THE PROBLEM =
Copy the data exactly as it appears, and do not include any pictures.

--- Start RECORDS PROVIDED ---

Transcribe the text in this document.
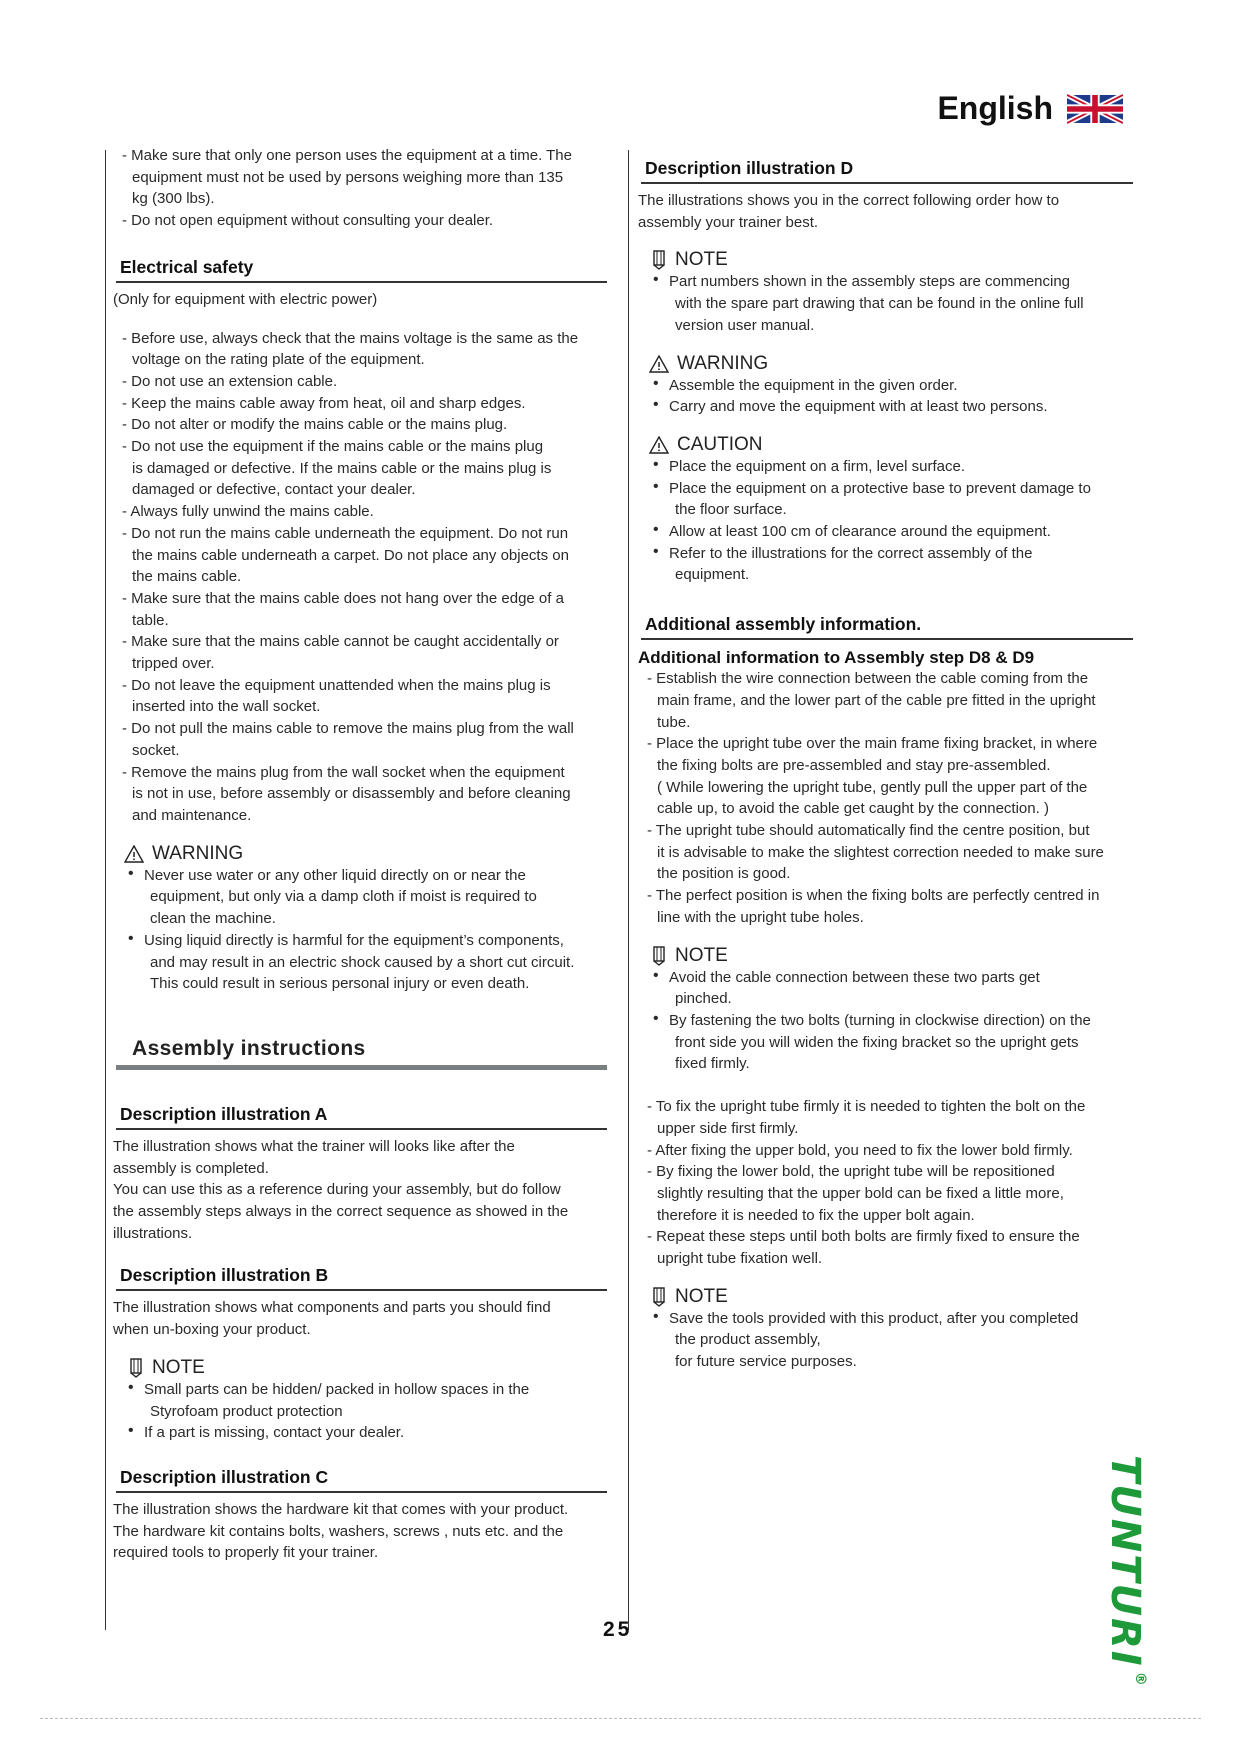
English

- Make sure that only one person uses the equipment at a time. The

equipment must not be used by persons weighing more than 135

kg (300 lbs).

- Do not open equipment without consulting your dealer.

Electrical safety

(Only for equipment with electric power)

- Before use, always check that the mains voltage is the same as the

voltage on the rating plate of the equipment.

- Do not use an extension cable.

- Keep the mains cable away from heat, oil and sharp edges.

- Do not alter or modify the mains cable or the mains plug.

- Do not use the equipment if the mains cable or the mains plug

is damaged or defective. If the mains cable or the mains plug is

damaged or defective, contact your dealer.

- Always fully unwind the mains cable.

- Do not run the mains cable underneath the equipment. Do not run

the mains cable underneath a carpet. Do not place any objects on

the mains cable.

- Make sure that the mains cable does not hang over the edge of a

table.

- Make sure that the mains cable cannot be caught accidentally or

tripped over.

- Do not leave the equipment unattended when the mains plug is

inserted into the wall socket.

- Do not pull the mains cable to remove the mains plug from the wall

socket.

- Remove the mains plug from the wall socket when the equipment

is not in use, before assembly or disassembly and before cleaning

and maintenance.

WARNING

• Never use water or any other liquid directly on or near the

equipment, but only via a damp cloth if moist is required to

clean the machine.

• Using liquid directly is harmful for the equipment’s components,

and may result in an electric shock caused by a short cut circuit.

This could result in serious personal injury or even death.

Assembly instructions
Description illustration A

The illustration shows what the trainer will looks like after the

assembly is completed.

You can use this as a reference during your assembly, but do follow

the assembly steps always in the correct sequence as showed in the

illustrations.

Description illustration B

The illustration shows what components and parts you should find

when un-boxing your product.

NOTE

• Small parts can be hidden/ packed in hollow spaces in the

Styrofoam product protection

• If a part is missing, contact your dealer.

Description illustration C

The illustration shows the hardware kit that comes with your product.

The hardware kit contains bolts, washers, screws , nuts etc. and the

required tools to properly fit your trainer.

Description illustration D

The illustrations shows you in the correct following order how to

assembly your trainer best.

NOTE

• Part numbers shown in the assembly steps are commencing

with the spare part drawing that can be found in the online full

version user manual.

WARNING

• Assemble the equipment in the given order.

• Carry and move the equipment with at least two persons.

CAUTION

• Place the equipment on a firm, level surface.

• Place the equipment on a protective base to prevent damage to

the floor surface.

• Allow at least 100 cm of clearance around the equipment.

• Refer to the illustrations for the correct assembly of the

equipment.

Additional assembly information.

Additional information to Assembly step D8 & D9

- Establish the wire connection between the cable coming from the

main frame, and the lower part of the cable pre fitted in the upright

tube.

- Place the upright tube over the main frame fixing bracket, in where

the fixing bolts are pre-assembled and stay pre-assembled.

( While lowering the upright tube, gently pull the upper part of the

cable up, to avoid the cable get caught by the connection. )

- The upright tube should automatically find the centre position, but

it is advisable to make the slightest correction needed to make sure

the position is good.

- The perfect position is when the fixing bolts are perfectly centred in

line with the upright tube holes.

NOTE

• Avoid the cable connection between these two parts get

pinched.

• By fastening the two bolts (turning in clockwise direction) on the

front side you will widen the fixing bracket so the upright gets

fixed firmly.

- To fix the upright tube firmly it is needed to tighten the bolt on the

upper side first firmly.

- After fixing the upper bold, you need to fix the lower bold firmly.

- By fixing the lower bold, the upright tube will be repositioned

slightly resulting that the upper bold can be fixed a little more,

therefore it is needed to fix the upper bolt again.

- Repeat these steps until both bolts are firmly fixed to ensure the

upright tube fixation well.

NOTE

• Save the tools provided with this product, after you completed

the product assembly,

for future service purposes.

25	TUNTURI®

--- End RECORDS PROVIDED ---

THE RESPONSE =
Transcribe the text in this document.
English

- Make sure that only one person uses the equipment at a time. The

equipment must not be used by persons weighing more than 135

kg (300 lbs).

- Do not open equipment without consulting your dealer.

Electrical safety

(Only for equipment with electric power)

- Before use, always check that the mains voltage is the same as the

voltage on the rating plate of the equipment.

- Do not use an extension cable.

- Keep the mains cable away from heat, oil and sharp edges.

- Do not alter or modify the mains cable or the mains plug.

- Do not use the equipment if the mains cable or the mains plug

is damaged or defective. If the mains cable or the mains plug is

damaged or defective, contact your dealer.

- Always fully unwind the mains cable.

- Do not run the mains cable underneath the equipment. Do not run

the mains cable underneath a carpet. Do not place any objects on

the mains cable.

- Make sure that the mains cable does not hang over the edge of a

table.

- Make sure that the mains cable cannot be caught accidentally or

tripped over.

- Do not leave the equipment unattended when the mains plug is

inserted into the wall socket.

- Do not pull the mains cable to remove the mains plug from the wall

socket.

- Remove the mains plug from the wall socket when the equipment

is not in use, before assembly or disassembly and before cleaning

and maintenance.

WARNING

• Never use water or any other liquid directly on or near the

equipment, but only via a damp cloth if moist is required to

clean the machine.

• Using liquid directly is harmful for the equipment’s components,

and may result in an electric shock caused by a short cut circuit.

This could result in serious personal injury or even death.

Assembly instructions
Description illustration A

The illustration shows what the trainer will looks like after the

assembly is completed.

You can use this as a reference during your assembly, but do follow

the assembly steps always in the correct sequence as showed in the

illustrations.

Description illustration B

The illustration shows what components and parts you should find

when un-boxing your product.

NOTE

• Small parts can be hidden/ packed in hollow spaces in the

Styrofoam product protection

• If a part is missing, contact your dealer.

Description illustration C

The illustration shows the hardware kit that comes with your product.

The hardware kit contains bolts, washers, screws , nuts etc. and the

required tools to properly fit your trainer.

Description illustration D

The illustrations shows you in the correct following order how to

assembly your trainer best.

NOTE

• Part numbers shown in the assembly steps are commencing

with the spare part drawing that can be found in the online full

version user manual.

WARNING

• Assemble the equipment in the given order.

• Carry and move the equipment with at least two persons.

CAUTION

• Place the equipment on a firm, level surface.

• Place the equipment on a protective base to prevent damage to

the floor surface.

• Allow at least 100 cm of clearance around the equipment.

• Refer to the illustrations for the correct assembly of the

equipment.

Additional assembly information.

Additional information to Assembly step D8 & D9

- Establish the wire connection between the cable coming from the

main frame, and the lower part of the cable pre fitted in the upright

tube.

- Place the upright tube over the main frame fixing bracket, in where

the fixing bolts are pre-assembled and stay pre-assembled.

( While lowering the upright tube, gently pull the upper part of the

cable up, to avoid the cable get caught by the connection. )

- The upright tube should automatically find the centre position, but

it is advisable to make the slightest correction needed to make sure

the position is good.

- The perfect position is when the fixing bolts are perfectly centred in

line with the upright tube holes.

NOTE

• Avoid the cable connection between these two parts get

pinched.

• By fastening the two bolts (turning in clockwise direction) on the

front side you will widen the fixing bracket so the upright gets

fixed firmly.

- To fix the upright tube firmly it is needed to tighten the bolt on the

upper side first firmly.

- After fixing the upper bold, you need to fix the lower bold firmly.

- By fixing the lower bold, the upright tube will be repositioned

slightly resulting that the upper bold can be fixed a little more,

therefore it is needed to fix the upper bolt again.

- Repeat these steps until both bolts are firmly fixed to ensure the

upright tube fixation well.

NOTE

• Save the tools provided with this product, after you completed

the product assembly,

for future service purposes.

25	TUNTURI®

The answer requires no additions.